§ 課題:
A. 次の(i)〜(iii)の記述が核融合についての抜粋と一致するかを判断してください。それぞれ「はい」か「いいえ」で答え、根拠となる本文の語句をそのまま引用してください。
(i) 核融合は二酸化炭素を排出しないエネルギー源である。
(ii) 核融合反応に用いる燃料は、近いうちに枯渇するおそれがある。
(iii) 筆者らが研究している核融合の方式は、レーザー核融合である。
B. 核融合についての抜粋から、「核融合は二酸化炭素の排出を伴」で始まり「を手に入れたことになります。」で終わる部分を、一字一句変えずに書き写してください。

§ 原文抜粋:
燃料価格の高騰、原子力発電所の老朽化、地球温暖化など、エネルギーに関わる深刻な問題が、身の回りに溢れています。次世代を担う我々こそが、この問題の解決に向けて動き出さなければなりません。核融合は長年、夢のエネルギーと言われてきました。今まさに、その夢は現実になろうとしています。

核融合は二酸化炭素の排出を伴わず、放射性廃棄物の発生や処理の問題が少ないエネルギー源です。また、核融合反応に用いる燃料は海水や核融合炉内から取り出せるため、当面枯渇の心配はありません。
我々が研究しているのはレーザー核融合と呼ばれる方式です。高出力レーザーを用い、地上にミニチュア太陽を作り出します。太陽のエネルギー源は核融合反応です。このミニチュア太陽の内部で効率良く核融合反応を起こすことが出来れば、人類は恒久的なエネルギー源を手に入れたことになります。

§ データ:
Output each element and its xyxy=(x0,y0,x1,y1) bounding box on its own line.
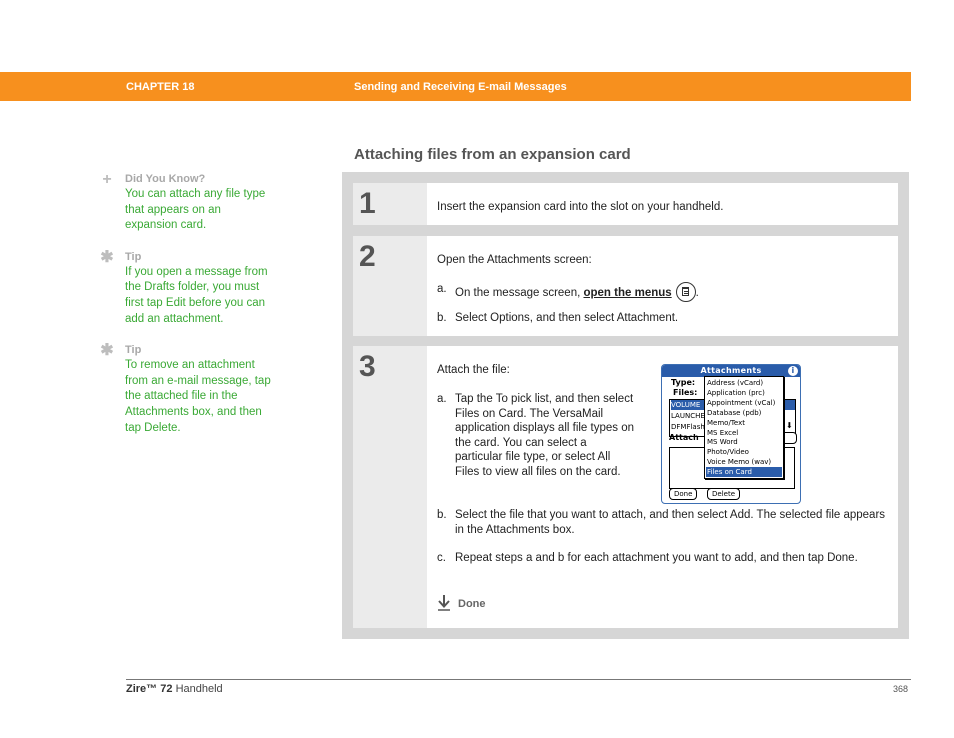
steps-container: 1 Insert the expansion card into the slo… xyxy=(342,172,909,639)
step-number-column: 2 xyxy=(353,236,427,336)
palm-menu-item: Voice Memo (wav) xyxy=(707,458,772,466)
palm-menu-item: Application (prc) xyxy=(707,389,765,397)
step-3: 3 Attach the file: a. Tap the To pick li… xyxy=(353,346,898,628)
substep-text: Select Options, and then select Attachme… xyxy=(455,312,679,324)
step-intro: Attach the file: xyxy=(437,364,510,376)
chapter-header-bar: CHAPTER 18 Sending and Receiving E-mail … xyxy=(0,72,911,101)
product-model: 72 xyxy=(160,683,173,695)
product-suffix: Handheld xyxy=(175,683,223,695)
palm-done-button: Done xyxy=(669,488,698,500)
substep-letter: a. xyxy=(437,393,447,405)
palm-title: Attachments xyxy=(700,366,762,375)
step-number-column: 3 xyxy=(353,346,427,628)
note-label: Did You Know? xyxy=(125,173,206,185)
substep-text-before: On the message screen, xyxy=(455,287,584,299)
palm-menu-item-selected: Files on Card xyxy=(706,467,782,477)
note-text: To remove an attachment from an e-mail m… xyxy=(125,359,271,434)
tip-note: ✱ Tip If you open a message from the Dra… xyxy=(100,248,280,327)
did-you-know-note: + Did You Know? You can attach any file … xyxy=(100,172,280,234)
step-text: Insert the expansion card into the slot … xyxy=(437,201,724,213)
scroll-down-icon: ⬇ xyxy=(786,421,793,430)
menu-icon xyxy=(675,282,696,302)
plus-icon: + xyxy=(102,171,112,188)
step-intro: Open the Attachments screen: xyxy=(437,254,592,266)
substep-letter: a. xyxy=(437,283,447,295)
substep-text: On the message screen, open the menus. xyxy=(455,282,699,302)
footer-divider xyxy=(126,679,911,680)
asterisk-icon: ✱ xyxy=(100,248,114,266)
substep-letter: b. xyxy=(437,312,447,324)
palm-menu-item: Memo/Text xyxy=(707,419,745,427)
note-text: If you open a message from the Drafts fo… xyxy=(125,265,268,325)
chapter-title: Sending and Receiving E-mail Messages xyxy=(354,81,567,93)
palm-menu-item: MS Word xyxy=(707,438,738,446)
down-arrow-icon xyxy=(438,595,450,611)
palm-type-label: Type: xyxy=(671,378,696,387)
note-label: Tip xyxy=(125,250,142,263)
attachments-screenshot: Attachments i Type: Files: VOLUME LAUNCH… xyxy=(661,364,801,504)
substep-text: Repeat steps a and b for each attachment… xyxy=(455,552,858,564)
step-1: 1 Insert the expansion card into the slo… xyxy=(353,183,898,225)
palm-menu-item: Appointment (vCal) xyxy=(707,399,776,407)
step-number: 3 xyxy=(359,350,376,383)
step-number-column: 1 xyxy=(353,183,427,225)
palm-attach-label: Attach xyxy=(669,433,699,442)
step-number: 1 xyxy=(359,187,376,220)
substep-text-after: . xyxy=(695,287,699,299)
done-label: Done xyxy=(458,598,486,610)
footer-product: Zire™ 72 Handheld xyxy=(126,683,223,695)
substep-text: Tap the To pick list, and then select Fi… xyxy=(455,393,634,478)
chapter-label: CHAPTER 18 xyxy=(126,81,195,93)
asterisk-icon: ✱ xyxy=(100,342,114,360)
palm-delete-button: Delete xyxy=(707,488,740,500)
step-number: 2 xyxy=(359,240,376,273)
note-label: Tip xyxy=(125,344,142,357)
info-icon: i xyxy=(788,366,798,376)
palm-menu-item: Photo/Video xyxy=(707,448,749,456)
substep-text: Select the file that you want to attach,… xyxy=(455,509,886,536)
palm-type-menu: Address (vCard) Application (prc) Appoin… xyxy=(704,376,784,479)
palm-files-label: Files: xyxy=(673,388,698,397)
substep-letter: c. xyxy=(437,552,446,564)
product-name: Zire™ xyxy=(126,683,158,695)
section-title: Attaching files from an expansion card xyxy=(354,146,631,163)
note-text: You can attach any file type that appear… xyxy=(125,188,266,232)
palm-menu-item: Database (pdb) xyxy=(707,409,762,417)
tip-note: ✱ Tip To remove an attachment from an e-… xyxy=(100,343,280,436)
open-menus-link[interactable]: open the menus xyxy=(583,287,671,299)
palm-menu-item: Address (vCard) xyxy=(707,379,764,387)
page-number: 368 xyxy=(893,684,909,694)
sidebar-notes: + Did You Know? You can attach any file … xyxy=(100,172,280,450)
step-2: 2 Open the Attachments screen: a. On the… xyxy=(353,236,898,336)
substep-letter: b. xyxy=(437,509,447,521)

§ 解答:
A.
(i) はい。「核融合は二酸化炭素の排出を伴わず」
(ii) いいえ。「当面枯渇の心配はありません」
(iii) はい。「我々が研究しているのはレーザー核融合と呼ばれる方式です」

B.
核融合は二酸化炭素の排出を伴わず、放射性廃棄物の発生や処理の問題が少ないエネルギー源です。また、核融合反応に用いる燃料は海水や核融合炉内から取り出せるため、当面枯渇の心配はありません。
我々が研究しているのはレーザー核融合と呼ばれる方式です。高出力レーザーを用い、地上にミニチュア太陽を作り出します。太陽のエネルギー源は核融合反応です。このミニチュア太陽の内部で効率良く核融合反応を起こすことが出来れば、人類は恒久的なエネルギー源を手に入れたことになります。